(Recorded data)

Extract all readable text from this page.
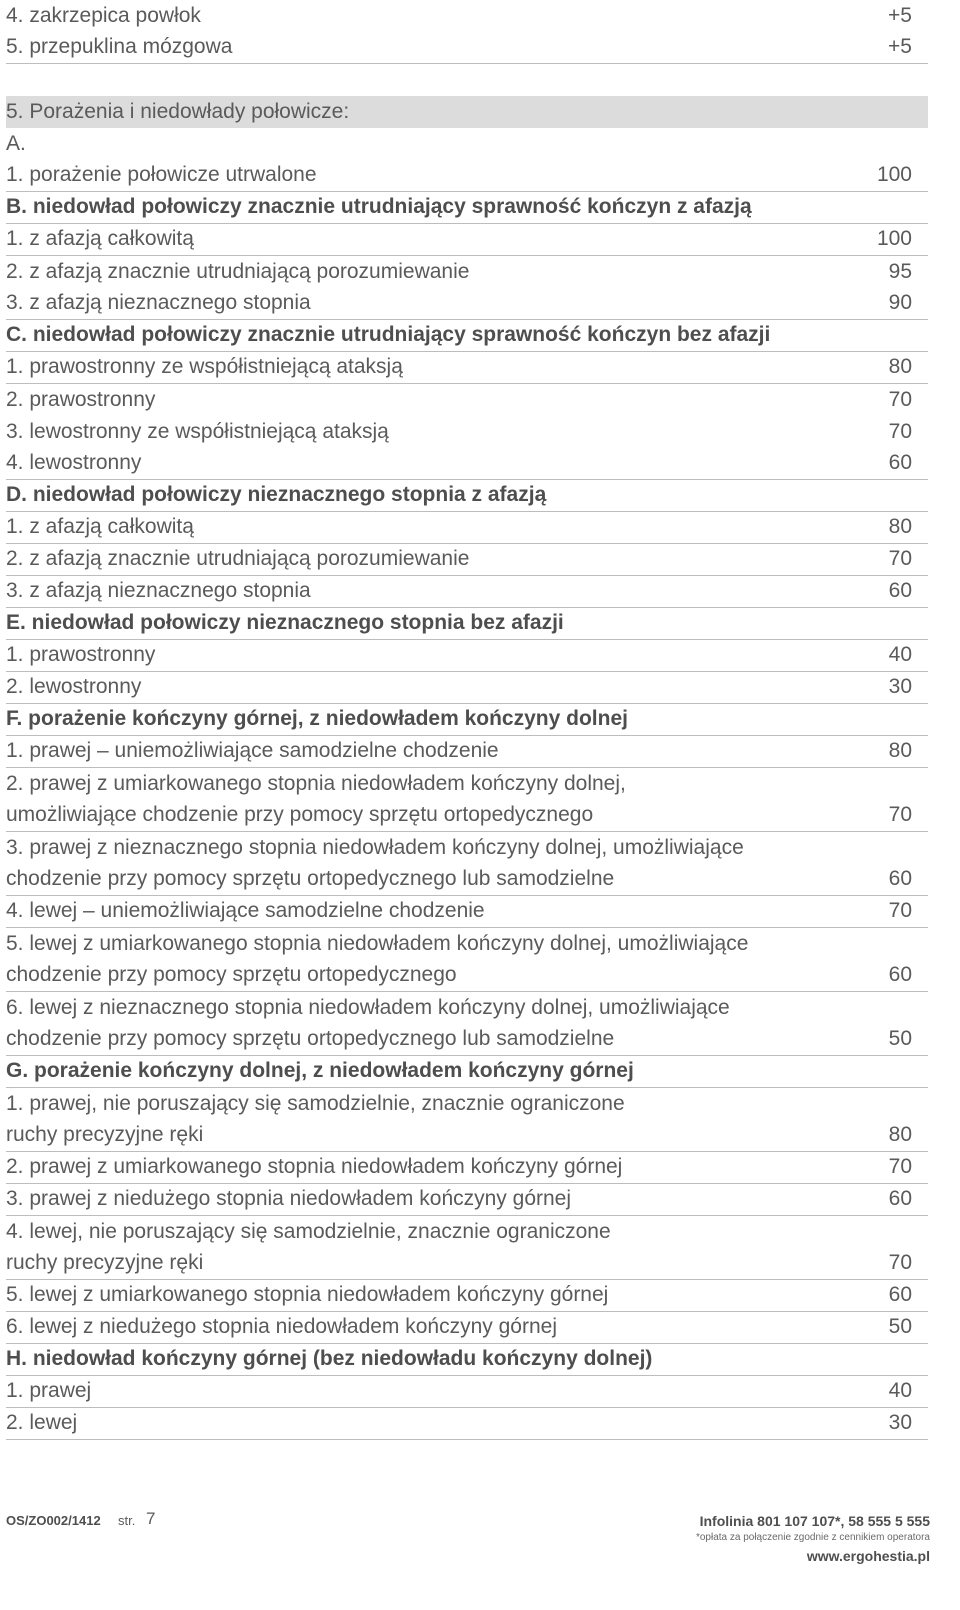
4. zakrzepica powłok	+5
5. przepuklina mózgowa	+5
5. Porażenia i niedowłady połowicze:
A.
1. porażenie połowicze utrwalone	100
B. niedowład połowiczy znacznie utrudniający sprawność kończyn z afazją
1. z afazją całkowitą	100
2. z afazją znacznie utrudniającą porozumiewanie	95
3. z afazją nieznacznego stopnia	90
C. niedowład połowiczy znacznie utrudniający sprawność kończyn bez afazji
1. prawostronny ze współistniejącą ataksją	80
2. prawostronny	70
3. lewostronny ze współistniejącą ataksją	70
4. lewostronny	60
D. niedowład połowiczy nieznacznego stopnia z afazją
1. z afazją całkowitą	80
2. z afazją znacznie utrudniającą porozumiewanie	70
3. z afazją nieznacznego stopnia	60
E. niedowład połowiczy nieznacznego stopnia bez afazji
1. prawostronny	40
2. lewostronny	30
F. porażenie kończyny górnej, z niedowładem kończyny dolnej
1. prawej – uniemożliwiające samodzielne chodzenie	80
2. prawej z umiarkowanego stopnia niedowładem kończyny dolnej,
umożliwiające chodzenie przy pomocy sprzętu ortopedycznego	70
3. prawej z nieznacznego stopnia niedowładem kończyny dolnej, umożliwiające
chodzenie przy pomocy sprzętu ortopedycznego lub samodzielne	60
4. lewej – uniemożliwiające samodzielne chodzenie	70
5. lewej z umiarkowanego stopnia niedowładem kończyny dolnej, umożliwiające
chodzenie przy pomocy sprzętu ortopedycznego	60
6. lewej z nieznacznego stopnia niedowładem kończyny dolnej, umożliwiające
chodzenie przy pomocy sprzętu ortopedycznego lub samodzielne	50
G. porażenie kończyny dolnej, z niedowładem kończyny górnej
1. prawej, nie poruszający się samodzielnie, znacznie ograniczone
ruchy precyzyjne ręki	80
2. prawej z umiarkowanego stopnia niedowładem kończyny górnej	70
3. prawej z niedużego stopnia niedowładem kończyny górnej	60
4. lewej, nie poruszający się samodzielnie, znacznie ograniczone
ruchy precyzyjne ręki	70
5. lewej z umiarkowanego stopnia niedowładem kończyny górnej	60
6. lewej z niedużego stopnia niedowładem kończyny górnej	50
H. niedowład kończyny górnej (bez niedowładu kończyny dolnej)
1. prawej	40
2. lewej	30
OS/ZO002/1412 str. 7	Infolinia 801 107 107*, 58 555 5 555
*opłata za połączenie zgodnie z cennikiem operatora
www.ergohestia.pl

[Problem statement]
Report how many lines of the data hold the string "sprzętu"; give only the number.

[Reply to the exercise]
4